Directions:
• a. Print the stretch of the Sunshine Law article from "Updated: Jun 29, 2022" through "preempted by FOIA.", with no changes.
• b. According to the Sunshine Law article, which court decided Harper et al. v. Missouri State Highway Patrol, et al.?

Document extract:
------------------------------------------------------------

Dec 26, 2019

"Hey, whose record is this?" Federal agency records, FOIA, and the Sunshine Law

Updated: Jun 29, 2022

The Missouri Court of Appeals, in Harper et al. v. Missouri State Highway Patrol, et al. (Mo. App. Nov. 5, 2019), held that the United States Freedom of Information Act (“FOIA”) applies only to federal agency records that are in the sole custody of that federal agency, and where federal agency records are retained by and attached to records of a Missouri political governmental body, Missouri Sunshine Law (RSMo. § 610 et. seq.) is not preempted by FOIA.

------------------------------------------------------------

Data excerpts:
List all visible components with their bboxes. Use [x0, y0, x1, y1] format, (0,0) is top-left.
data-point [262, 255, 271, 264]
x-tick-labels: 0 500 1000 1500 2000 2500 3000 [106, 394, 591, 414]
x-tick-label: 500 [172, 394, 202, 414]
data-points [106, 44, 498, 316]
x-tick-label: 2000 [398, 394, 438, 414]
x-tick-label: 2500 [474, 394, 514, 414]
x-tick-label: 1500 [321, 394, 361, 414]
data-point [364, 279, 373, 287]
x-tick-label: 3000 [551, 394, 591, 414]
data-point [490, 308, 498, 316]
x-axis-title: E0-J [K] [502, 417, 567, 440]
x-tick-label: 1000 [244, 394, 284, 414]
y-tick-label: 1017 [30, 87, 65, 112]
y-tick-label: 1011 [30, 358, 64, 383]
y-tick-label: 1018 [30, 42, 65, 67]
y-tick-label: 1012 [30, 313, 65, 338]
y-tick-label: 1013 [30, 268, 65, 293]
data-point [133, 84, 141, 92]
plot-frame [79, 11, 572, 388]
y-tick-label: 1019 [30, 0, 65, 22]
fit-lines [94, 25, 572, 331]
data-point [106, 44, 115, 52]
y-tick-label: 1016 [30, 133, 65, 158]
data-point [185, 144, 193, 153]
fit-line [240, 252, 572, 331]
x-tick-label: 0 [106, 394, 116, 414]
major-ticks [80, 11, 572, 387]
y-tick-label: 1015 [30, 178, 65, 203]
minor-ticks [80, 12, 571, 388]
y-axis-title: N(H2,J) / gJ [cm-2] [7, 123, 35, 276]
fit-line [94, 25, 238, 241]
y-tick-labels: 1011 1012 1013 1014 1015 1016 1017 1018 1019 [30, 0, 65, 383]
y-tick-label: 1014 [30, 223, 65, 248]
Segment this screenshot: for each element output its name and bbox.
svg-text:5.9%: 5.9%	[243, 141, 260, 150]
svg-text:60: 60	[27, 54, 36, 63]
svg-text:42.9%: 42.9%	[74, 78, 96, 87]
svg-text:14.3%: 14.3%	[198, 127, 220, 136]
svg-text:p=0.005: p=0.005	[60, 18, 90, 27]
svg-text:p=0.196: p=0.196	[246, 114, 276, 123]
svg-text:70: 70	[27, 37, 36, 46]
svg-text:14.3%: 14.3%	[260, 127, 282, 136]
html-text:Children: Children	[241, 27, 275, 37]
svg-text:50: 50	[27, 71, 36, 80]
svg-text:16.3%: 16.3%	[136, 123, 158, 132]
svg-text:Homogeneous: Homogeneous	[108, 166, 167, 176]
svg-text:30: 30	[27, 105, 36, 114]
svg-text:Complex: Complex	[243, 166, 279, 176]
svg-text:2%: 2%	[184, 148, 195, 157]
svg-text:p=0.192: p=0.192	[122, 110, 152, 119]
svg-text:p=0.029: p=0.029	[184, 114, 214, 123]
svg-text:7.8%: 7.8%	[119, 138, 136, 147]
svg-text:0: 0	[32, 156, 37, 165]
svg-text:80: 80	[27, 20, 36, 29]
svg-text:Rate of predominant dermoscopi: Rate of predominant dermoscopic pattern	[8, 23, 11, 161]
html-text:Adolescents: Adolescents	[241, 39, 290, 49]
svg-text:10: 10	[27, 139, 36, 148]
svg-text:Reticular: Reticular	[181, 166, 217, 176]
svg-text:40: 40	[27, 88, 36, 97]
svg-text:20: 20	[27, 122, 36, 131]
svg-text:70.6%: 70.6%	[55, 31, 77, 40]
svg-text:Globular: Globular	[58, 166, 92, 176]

------------------------------------------------------------

Answers to the tasks:
• a.
Updated: Jun 29, 2022

The Missouri Court of Appeals, in Harper et al. v. Missouri State Highway Patrol, et al. (Mo. App. Nov. 5, 2019), held that the United States Freedom of Information Act (“FOIA”) applies only to federal agency records that are in the sole custody of that federal agency, and where federal agency records are retained by and attached to records of a Missouri political governmental body, Missouri Sunshine Law (RSMo. § 610 et. seq.) is not preempted by FOIA.

• b. The Missouri Court of Appeals.